What to produce » Output exactly, and only, the stretch of lines beginning at the line with "Type out the text in this image." and ending at the last line of the listing below. Drop the pictures.

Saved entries
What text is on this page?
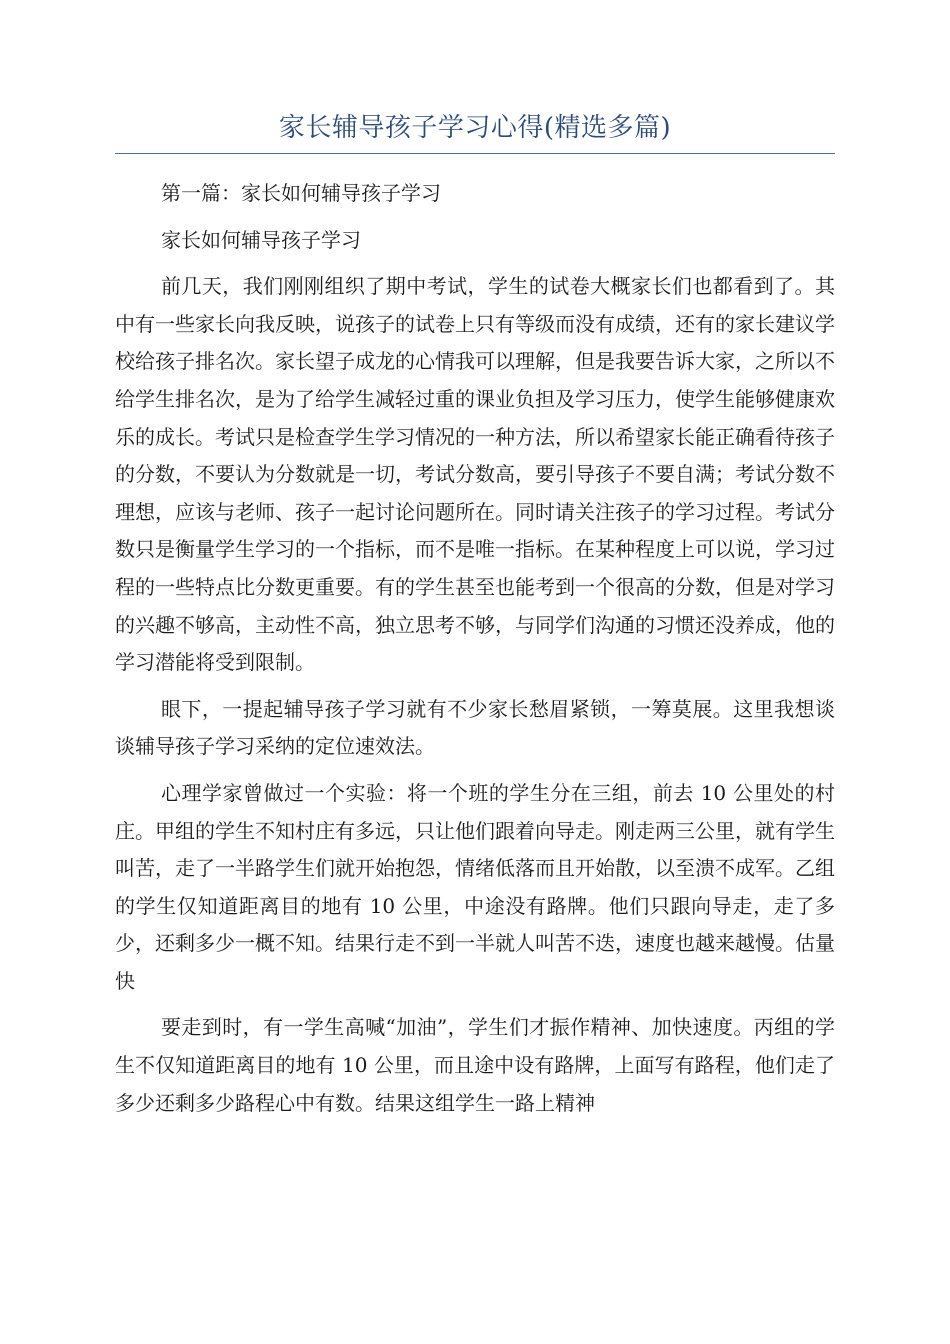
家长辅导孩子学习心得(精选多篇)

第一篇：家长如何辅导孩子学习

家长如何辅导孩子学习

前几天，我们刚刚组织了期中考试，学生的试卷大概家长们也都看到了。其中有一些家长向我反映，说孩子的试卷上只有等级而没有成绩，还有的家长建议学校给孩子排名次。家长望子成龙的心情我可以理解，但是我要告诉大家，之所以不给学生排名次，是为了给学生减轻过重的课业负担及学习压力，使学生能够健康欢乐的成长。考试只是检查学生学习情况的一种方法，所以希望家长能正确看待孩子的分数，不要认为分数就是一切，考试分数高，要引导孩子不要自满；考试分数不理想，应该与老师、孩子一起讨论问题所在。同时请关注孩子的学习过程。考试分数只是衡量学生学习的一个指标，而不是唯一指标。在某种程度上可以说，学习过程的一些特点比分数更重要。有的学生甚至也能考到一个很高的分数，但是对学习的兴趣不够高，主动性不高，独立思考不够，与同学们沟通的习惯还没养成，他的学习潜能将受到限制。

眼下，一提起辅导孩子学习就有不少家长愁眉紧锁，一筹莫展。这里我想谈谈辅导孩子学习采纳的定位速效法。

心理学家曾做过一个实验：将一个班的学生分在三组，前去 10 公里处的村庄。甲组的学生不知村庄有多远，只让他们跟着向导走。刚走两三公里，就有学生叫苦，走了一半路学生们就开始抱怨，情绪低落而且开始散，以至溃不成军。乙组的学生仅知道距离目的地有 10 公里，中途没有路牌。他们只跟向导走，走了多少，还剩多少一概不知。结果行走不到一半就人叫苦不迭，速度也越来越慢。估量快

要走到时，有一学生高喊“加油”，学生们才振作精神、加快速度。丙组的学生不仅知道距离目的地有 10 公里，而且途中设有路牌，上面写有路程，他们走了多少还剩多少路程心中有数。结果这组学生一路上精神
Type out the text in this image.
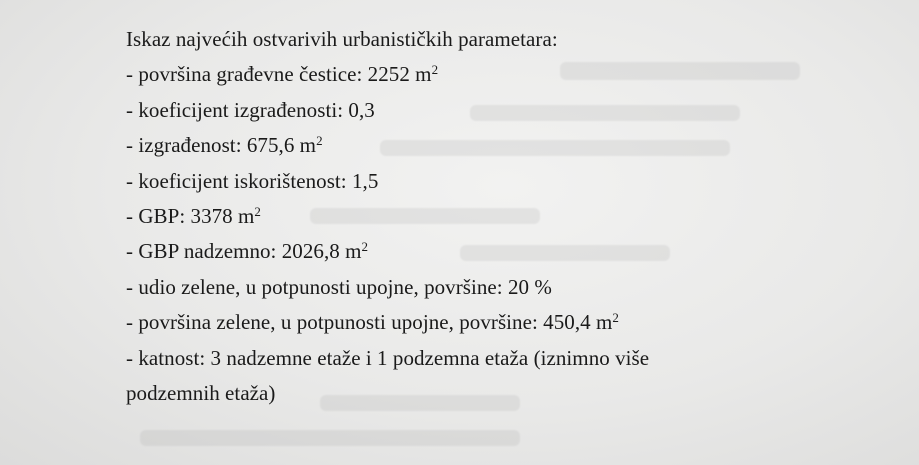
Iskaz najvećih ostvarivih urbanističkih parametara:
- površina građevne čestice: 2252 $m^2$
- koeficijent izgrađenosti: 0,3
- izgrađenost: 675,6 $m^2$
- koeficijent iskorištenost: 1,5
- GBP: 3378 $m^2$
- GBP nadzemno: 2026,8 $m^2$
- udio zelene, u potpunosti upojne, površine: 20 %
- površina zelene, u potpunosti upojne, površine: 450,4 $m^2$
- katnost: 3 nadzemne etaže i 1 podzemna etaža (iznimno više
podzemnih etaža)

Written answer »
Type out the text in this image.
Iskaz najvećih ostvarivih urbanističkih parametara:
- površina građevne čestice: 2252 $m^2$
- koeficijent izgrađenosti: 0,3
- izgrađenost: 675,6 $m^2$
- koeficijent iskorištenost: 1,5
- GBP: 3378 $m^2$
- GBP nadzemno: 2026,8 $m^2$
- udio zelene, u potpunosti upojne, površine: 20 %
- površina zelene, u potpunosti upojne, površine: 450,4 $m^2$
- katnost: 3 nadzemne etaže i 1 podzemna etaža (iznimno više
podzemnih etaža)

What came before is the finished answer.